> What you are asked to do: From the text on mobile-first indexing, list every type of content that a mobile site's primary content should match with the desktop site.

> Extracted text:
Mobile-first indexing means Google will predominantly use the mobile version of the content for indexing and ranking. Historically, the index primarily used the desktop version of a page's content when evaluating the relevance of a page to a user's query. Since the majority of users now access Google via a mobile device, the index will primarily use the mobile version of a page's content going forward. We aren't creating a separate mobile-first index. We continue to use only one index.
With mobile-first indexing, Googlebot primarily crawls and indexes pages with the smartphone agent. We will continue to show the URL that is the most appropriate to users (whether it's a desktop or mobile URL) in Search results.
if your site has separate desktop and mobile content, which means you have a dynamic serving or separate URLs (or m-dot) site, make sure you follow the best practices below to prepare for mobile-first indexing:
- Your mobile site should contain the same content as your desktop site. If your mobile site has less content than your desktop site, you should consider updating your mobile site so that its primary content is equivalent with your desktop site. This includes text, images (with alt-attributes), and videos in the usual crawlable and indexable formats.

> Provided material:
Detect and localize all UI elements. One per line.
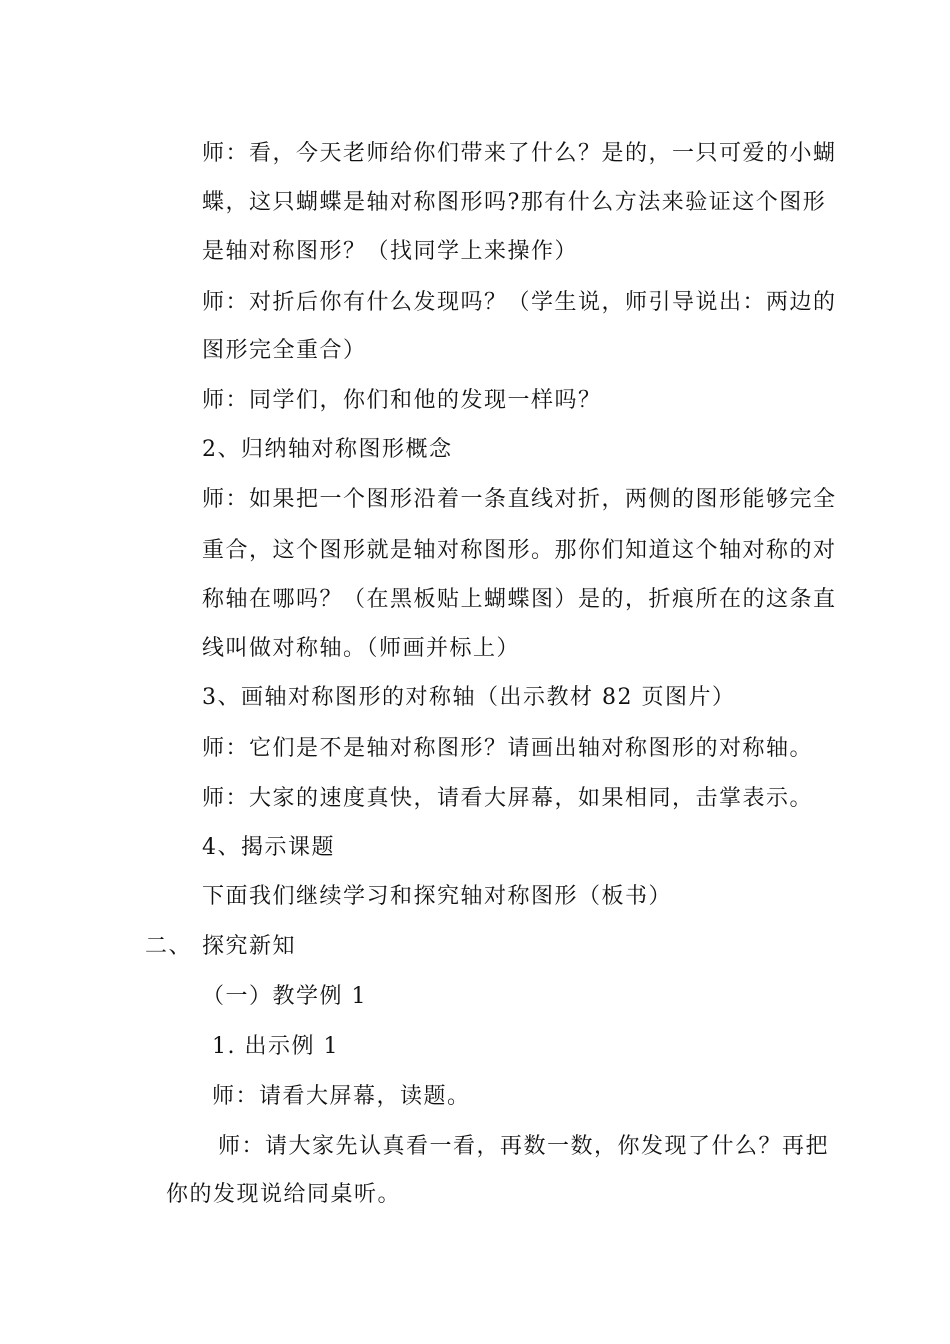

> Output for this exercise:
- Text
- Images (with alt-attributes)
- Videos